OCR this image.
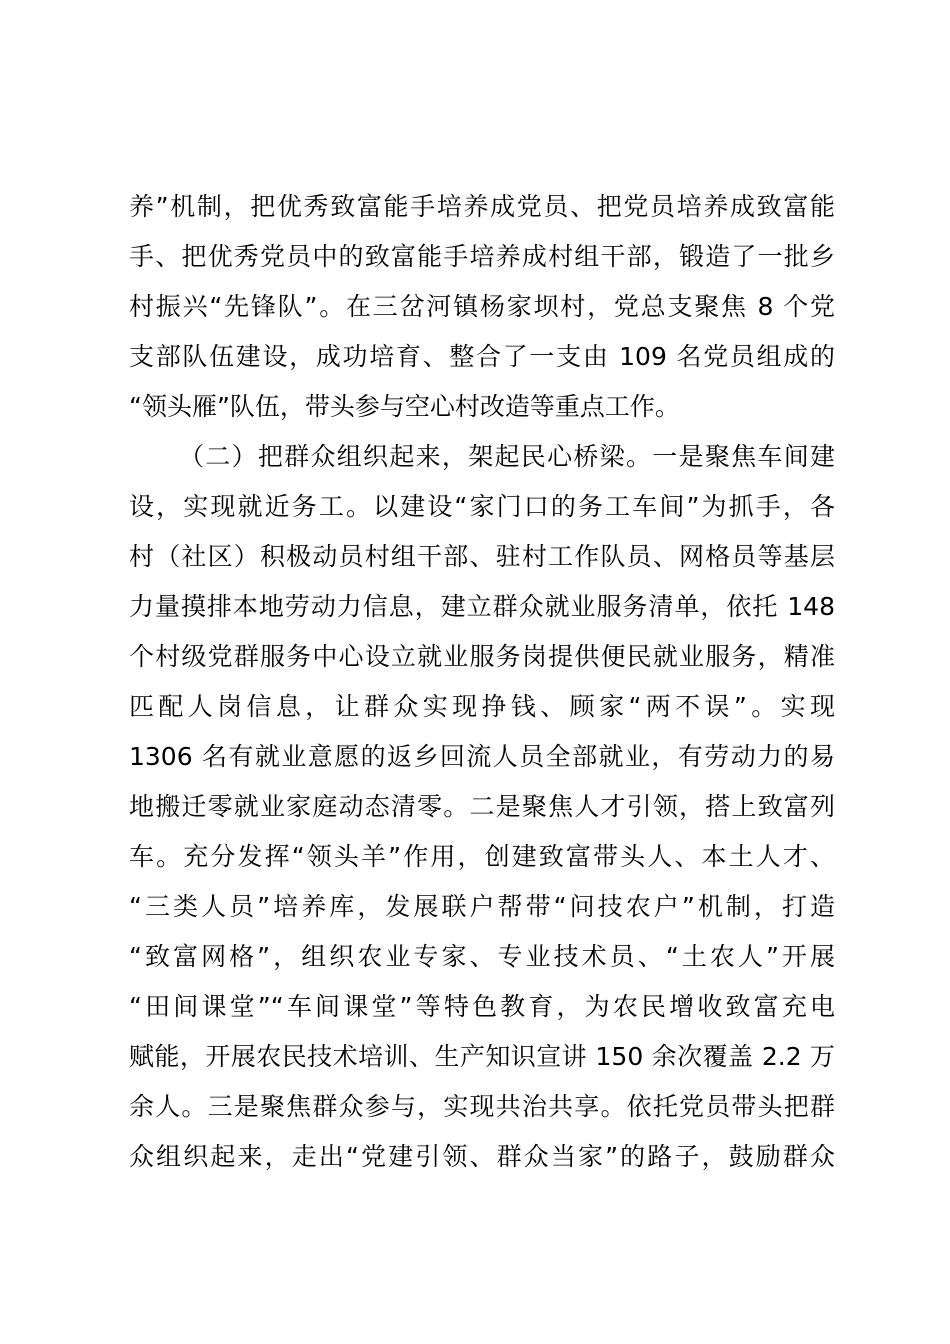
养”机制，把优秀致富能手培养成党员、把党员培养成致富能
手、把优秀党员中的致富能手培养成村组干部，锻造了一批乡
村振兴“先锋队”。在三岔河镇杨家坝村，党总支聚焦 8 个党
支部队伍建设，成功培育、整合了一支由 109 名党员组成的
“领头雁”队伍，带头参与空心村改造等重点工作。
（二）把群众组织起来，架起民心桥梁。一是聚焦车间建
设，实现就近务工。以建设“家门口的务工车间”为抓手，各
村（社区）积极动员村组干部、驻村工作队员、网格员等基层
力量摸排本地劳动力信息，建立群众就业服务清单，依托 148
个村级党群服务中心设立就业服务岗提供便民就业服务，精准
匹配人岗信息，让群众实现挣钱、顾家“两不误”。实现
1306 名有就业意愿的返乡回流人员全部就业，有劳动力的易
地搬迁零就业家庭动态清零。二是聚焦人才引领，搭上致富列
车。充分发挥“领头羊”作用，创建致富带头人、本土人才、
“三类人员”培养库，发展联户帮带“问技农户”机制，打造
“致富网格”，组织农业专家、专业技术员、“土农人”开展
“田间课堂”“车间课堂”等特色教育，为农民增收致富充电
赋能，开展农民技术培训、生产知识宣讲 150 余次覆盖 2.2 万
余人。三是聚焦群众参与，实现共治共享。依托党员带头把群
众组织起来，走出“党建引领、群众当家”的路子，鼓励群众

+-------+

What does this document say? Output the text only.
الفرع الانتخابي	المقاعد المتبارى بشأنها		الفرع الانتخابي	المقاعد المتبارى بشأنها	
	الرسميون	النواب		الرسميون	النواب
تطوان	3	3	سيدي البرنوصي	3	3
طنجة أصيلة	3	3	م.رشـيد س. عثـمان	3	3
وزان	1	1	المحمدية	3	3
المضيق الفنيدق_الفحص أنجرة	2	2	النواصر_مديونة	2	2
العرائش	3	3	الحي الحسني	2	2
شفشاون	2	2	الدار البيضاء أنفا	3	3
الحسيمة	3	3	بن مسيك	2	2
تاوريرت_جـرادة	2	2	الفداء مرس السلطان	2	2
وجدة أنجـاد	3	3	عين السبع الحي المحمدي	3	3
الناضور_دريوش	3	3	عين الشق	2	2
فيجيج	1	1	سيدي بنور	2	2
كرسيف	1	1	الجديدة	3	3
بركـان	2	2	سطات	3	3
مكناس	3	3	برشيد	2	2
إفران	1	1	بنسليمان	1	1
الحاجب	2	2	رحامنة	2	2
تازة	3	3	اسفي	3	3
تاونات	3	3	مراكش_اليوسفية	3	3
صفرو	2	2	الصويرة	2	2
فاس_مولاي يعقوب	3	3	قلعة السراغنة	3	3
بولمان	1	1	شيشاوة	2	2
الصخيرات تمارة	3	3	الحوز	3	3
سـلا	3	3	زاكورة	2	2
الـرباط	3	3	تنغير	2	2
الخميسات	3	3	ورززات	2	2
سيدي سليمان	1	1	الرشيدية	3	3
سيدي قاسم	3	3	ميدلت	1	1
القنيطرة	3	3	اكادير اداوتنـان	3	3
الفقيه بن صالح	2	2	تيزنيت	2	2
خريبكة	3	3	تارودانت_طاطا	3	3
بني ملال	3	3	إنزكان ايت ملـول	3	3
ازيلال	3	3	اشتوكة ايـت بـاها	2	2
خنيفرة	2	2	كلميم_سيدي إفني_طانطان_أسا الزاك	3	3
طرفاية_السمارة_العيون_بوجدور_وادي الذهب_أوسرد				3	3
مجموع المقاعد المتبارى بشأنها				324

+-------+

* WHAT THIS TASK INVOLVES
Tally up the lines with the word "بشأنها" in them, and answer with that number by itself.

* ANSWER TO THE PROBLEM
2